◆ WHAT IS NEEDED
Output the material beneath exactly, leaving nothing out.

═════ DATASET ROWS

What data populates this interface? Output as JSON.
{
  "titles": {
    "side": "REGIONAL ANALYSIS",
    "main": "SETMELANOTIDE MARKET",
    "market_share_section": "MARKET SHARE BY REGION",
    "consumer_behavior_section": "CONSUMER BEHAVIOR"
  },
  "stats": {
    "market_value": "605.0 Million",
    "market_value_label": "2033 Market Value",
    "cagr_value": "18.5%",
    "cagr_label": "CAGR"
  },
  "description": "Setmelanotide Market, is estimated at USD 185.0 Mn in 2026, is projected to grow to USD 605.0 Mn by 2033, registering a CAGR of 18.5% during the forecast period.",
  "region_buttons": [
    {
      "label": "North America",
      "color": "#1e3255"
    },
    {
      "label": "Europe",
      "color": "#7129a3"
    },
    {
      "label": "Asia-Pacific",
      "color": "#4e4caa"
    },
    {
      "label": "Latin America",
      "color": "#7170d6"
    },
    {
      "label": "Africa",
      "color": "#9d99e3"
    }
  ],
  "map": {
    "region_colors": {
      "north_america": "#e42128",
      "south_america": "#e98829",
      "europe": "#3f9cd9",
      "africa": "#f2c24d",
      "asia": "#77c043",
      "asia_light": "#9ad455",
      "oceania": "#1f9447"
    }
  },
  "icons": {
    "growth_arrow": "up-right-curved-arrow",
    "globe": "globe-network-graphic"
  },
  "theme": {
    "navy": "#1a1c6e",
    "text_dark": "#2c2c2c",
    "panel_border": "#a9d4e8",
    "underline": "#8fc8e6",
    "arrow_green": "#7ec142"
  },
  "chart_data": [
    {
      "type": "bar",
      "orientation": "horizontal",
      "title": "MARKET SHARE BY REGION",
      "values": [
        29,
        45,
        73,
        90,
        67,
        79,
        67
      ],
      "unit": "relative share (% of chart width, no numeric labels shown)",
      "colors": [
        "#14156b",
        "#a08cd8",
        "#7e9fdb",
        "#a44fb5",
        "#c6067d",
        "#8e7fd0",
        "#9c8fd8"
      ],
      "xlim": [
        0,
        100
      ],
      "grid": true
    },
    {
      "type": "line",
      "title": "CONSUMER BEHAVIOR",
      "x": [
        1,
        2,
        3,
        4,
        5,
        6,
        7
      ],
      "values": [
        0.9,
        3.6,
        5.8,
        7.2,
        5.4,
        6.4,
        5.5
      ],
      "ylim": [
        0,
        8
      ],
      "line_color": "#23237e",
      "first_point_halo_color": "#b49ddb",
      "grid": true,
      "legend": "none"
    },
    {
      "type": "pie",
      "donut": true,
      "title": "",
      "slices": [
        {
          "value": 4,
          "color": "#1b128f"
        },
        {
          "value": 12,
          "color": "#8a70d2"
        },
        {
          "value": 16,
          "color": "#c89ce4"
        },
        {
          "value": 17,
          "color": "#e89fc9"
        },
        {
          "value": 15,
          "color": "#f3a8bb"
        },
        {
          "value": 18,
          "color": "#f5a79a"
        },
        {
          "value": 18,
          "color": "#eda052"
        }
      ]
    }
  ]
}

══════════

◆ TASK RESULT
What data populates this interface? Output as JSON.
{
  "titles": {
    "side": "REGIONAL ANALYSIS",
    "main": "SETMELANOTIDE MARKET",
    "market_share_section": "MARKET SHARE BY REGION",
    "consumer_behavior_section": "CONSUMER BEHAVIOR"
  },
  "stats": {
    "market_value": "605.0 Million",
    "market_value_label": "2033 Market Value",
    "cagr_value": "18.5%",
    "cagr_label": "CAGR"
  },
  "description": "Setmelanotide Market, is estimated at USD 185.0 Mn in 2026, is projected to grow to USD 605.0 Mn by 2033, registering a CAGR of 18.5% during the forecast period.",
  "region_buttons": [
    {
      "label": "North America",
      "color": "#1e3255"
    },
    {
      "label": "Europe",
      "color": "#7129a3"
    },
    {
      "label": "Asia-Pacific",
      "color": "#4e4caa"
    },
    {
      "label": "Latin America",
      "color": "#7170d6"
    },
    {
      "label": "Africa",
      "color": "#9d99e3"
    }
  ],
  "map": {
    "region_colors": {
      "north_america": "#e42128",
      "south_america": "#e98829",
      "europe": "#3f9cd9",
      "africa": "#f2c24d",
      "asia": "#77c043",
      "asia_light": "#9ad455",
      "oceania": "#1f9447"
    }
  },
  "icons": {
    "growth_arrow": "up-right-curved-arrow",
    "globe": "globe-network-graphic"
  },
  "theme": {
    "navy": "#1a1c6e",
    "text_dark": "#2c2c2c",
    "panel_border": "#a9d4e8",
    "underline": "#8fc8e6",
    "arrow_green": "#7ec142"
  },
  "chart_data": [
    {
      "type": "bar",
      "orientation": "horizontal",
      "title": "MARKET SHARE BY REGION",
      "values": [
        29,
        45,
        73,
        90,
        67,
        79,
        67
      ],
      "unit": "relative share (% of chart width, no numeric labels shown)",
      "colors": [
        "#14156b",
        "#a08cd8",
        "#7e9fdb",
        "#a44fb5",
        "#c6067d",
        "#8e7fd0",
        "#9c8fd8"
      ],
      "xlim": [
        0,
        100
      ],
      "grid": true
    },
    {
      "type": "line",
      "title": "CONSUMER BEHAVIOR",
      "x": [
        1,
        2,
        3,
        4,
        5,
        6,
        7
      ],
      "values": [
        0.9,
        3.6,
        5.8,
        7.2,
        5.4,
        6.4,
        5.5
      ],
      "ylim": [
        0,
        8
      ],
      "line_color": "#23237e",
      "first_point_halo_color": "#b49ddb",
      "grid": true,
      "legend": "none"
    },
    {
      "type": "pie",
      "donut": true,
      "title": "",
      "slices": [
        {
          "value": 4,
          "color": "#1b128f"
        },
        {
          "value": 12,
          "color": "#8a70d2"
        },
        {
          "value": 16,
          "color": "#c89ce4"
        },
        {
          "value": 17,
          "color": "#e89fc9"
        },
        {
          "value": 15,
          "color": "#f3a8bb"
        },
        {
          "value": 18,
          "color": "#f5a79a"
        },
        {
          "value": 18,
          "color": "#eda052"
        }
      ]
    }
  ]
}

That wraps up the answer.